What is being asked –
Transcribe the whole listing without a single picture.

## BEGIN Information given

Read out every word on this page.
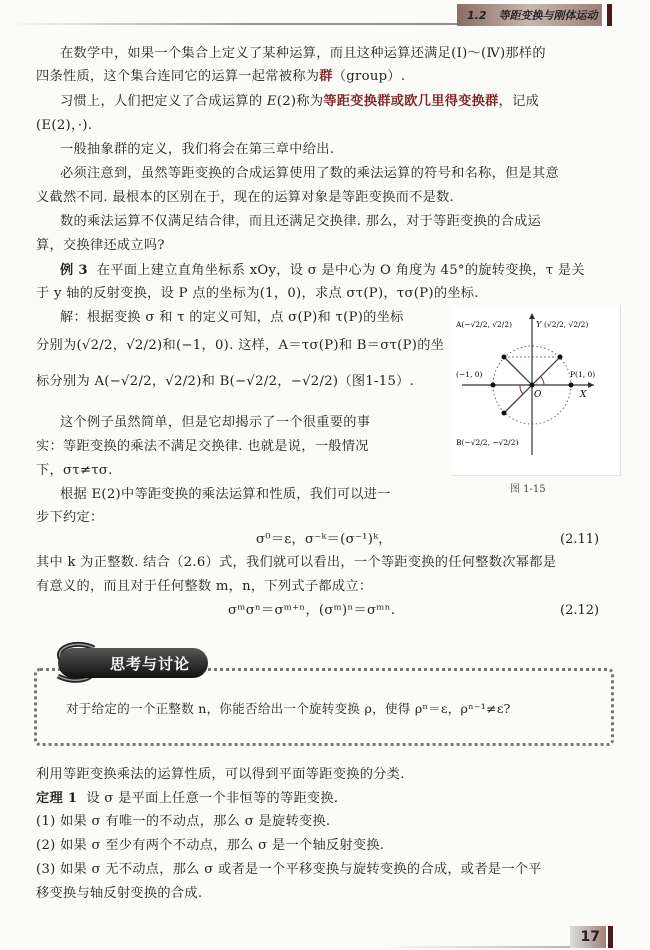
1.2 等距变换与刚体运动
在数学中，如果一个集合上定义了某种运算，而且这种运算还满足(Ⅰ)～(Ⅳ)那样的
四条性质，这个集合连同它的运算一起常被称为群（group）.
习惯上，人们把定义了合成运算的 E(2)称为等距变换群或欧几里得变换群，记成
(E(2)，·).
一般抽象群的定义，我们将会在第三章中给出.
必须注意到，虽然等距变换的合成运算使用了数的乘法运算的符号和名称，但是其意
义截然不同. 最根本的区别在于，现在的运算对象是等距变换而不是数.
数的乘法运算不仅满足结合律，而且还满足交换律. 那么，对于等距变换的合成运
算，交换律还成立吗?
例 3 在平面上建立直角坐标系 xOy，设 σ 是中心为 O 角度为 45°的旋转变换，τ 是关
于 y 轴的反射变换，设 P 点的坐标为(1，0)，求点 στ(P)，τσ(P)的坐标.
解：根据变换 σ 和 τ 的定义可知，点 σ(P)和 τ(P)的坐标
分别为(√2/2，√2/2)和(−1，0). 这样，A＝τσ(P)和 B＝στ(P)的坐
标分别为 A(−√2/2，√2/2)和 B(−√2/2，−√2/2)（图1-15）.
这个例子虽然简单，但是它却揭示了一个很重要的事
实：等距变换的乘法不满足交换律. 也就是说，一般情况
下，στ≠τσ.
根据 E(2)中等距变换的乘法运算和性质，我们可以进一
步下约定：
O	X
Y
A(−√2/2, √2/2)	(√2/2, √2/2)
(−1, 0)	P(1, 0)
B(−√2/2, −√2/2)
图 1-15
σ⁰＝ε，σ⁻ᵏ＝(σ⁻¹)ᵏ，	(2.11)
其中 k 为正整数. 结合（2.6）式，我们就可以看出，一个等距变换的任何整数次幂都是
有意义的，而且对于任何整数 m，n，下列式子都成立：
σᵐσⁿ＝σᵐ⁺ⁿ，(σᵐ)ⁿ＝σᵐⁿ.	(2.12)
思考与讨论
对于给定的一个正整数 n，你能否给出一个旋转变换 ρ，使得 ρⁿ＝ε，ρⁿ⁻¹≠ε?
利用等距变换乘法的运算性质，可以得到平面等距变换的分类.
定理 1 设 σ 是平面上任意一个非恒等的等距变换.
(1) 如果 σ 有唯一的不动点，那么 σ 是旋转变换.
(2) 如果 σ 至少有两个不动点，那么 σ 是一个轴反射变换.
(3) 如果 σ 无不动点，那么 σ 或者是一个平移变换与旋转变换的合成，或者是一个平
移变换与轴反射变换的合成.
17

## END Information given

Expected answer –
Read out every word on this page.
1.2 等距变换与刚体运动
在数学中，如果一个集合上定义了某种运算，而且这种运算还满足(Ⅰ)～(Ⅳ)那样的
四条性质，这个集合连同它的运算一起常被称为群（group）.
习惯上，人们把定义了合成运算的 E(2)称为等距变换群或欧几里得变换群，记成
(E(2)，·).
一般抽象群的定义，我们将会在第三章中给出.
必须注意到，虽然等距变换的合成运算使用了数的乘法运算的符号和名称，但是其意
义截然不同. 最根本的区别在于，现在的运算对象是等距变换而不是数.
数的乘法运算不仅满足结合律，而且还满足交换律. 那么，对于等距变换的合成运
算，交换律还成立吗?
例 3 在平面上建立直角坐标系 xOy，设 σ 是中心为 O 角度为 45°的旋转变换，τ 是关
于 y 轴的反射变换，设 P 点的坐标为(1，0)，求点 στ(P)，τσ(P)的坐标.
解：根据变换 σ 和 τ 的定义可知，点 σ(P)和 τ(P)的坐标
分别为(√2/2，√2/2)和(−1，0). 这样，A＝τσ(P)和 B＝στ(P)的坐
标分别为 A(−√2/2，√2/2)和 B(−√2/2，−√2/2)（图1-15）.
这个例子虽然简单，但是它却揭示了一个很重要的事
实：等距变换的乘法不满足交换律. 也就是说，一般情况
下，στ≠τσ.
根据 E(2)中等距变换的乘法运算和性质，我们可以进一
步下约定：
O	X
Y
A(−√2/2, √2/2)	(√2/2, √2/2)
(−1, 0)	P(1, 0)
B(−√2/2, −√2/2)
图 1-15
σ⁰＝ε，σ⁻ᵏ＝(σ⁻¹)ᵏ，	(2.11)
其中 k 为正整数. 结合（2.6）式，我们就可以看出，一个等距变换的任何整数次幂都是
有意义的，而且对于任何整数 m，n，下列式子都成立：
σᵐσⁿ＝σᵐ⁺ⁿ，(σᵐ)ⁿ＝σᵐⁿ.	(2.12)
思考与讨论
对于给定的一个正整数 n，你能否给出一个旋转变换 ρ，使得 ρⁿ＝ε，ρⁿ⁻¹≠ε?
利用等距变换乘法的运算性质，可以得到平面等距变换的分类.
定理 1 设 σ 是平面上任意一个非恒等的等距变换.
(1) 如果 σ 有唯一的不动点，那么 σ 是旋转变换.
(2) 如果 σ 至少有两个不动点，那么 σ 是一个轴反射变换.
(3) 如果 σ 无不动点，那么 σ 或者是一个平移变换与旋转变换的合成，或者是一个平
移变换与轴反射变换的合成.
17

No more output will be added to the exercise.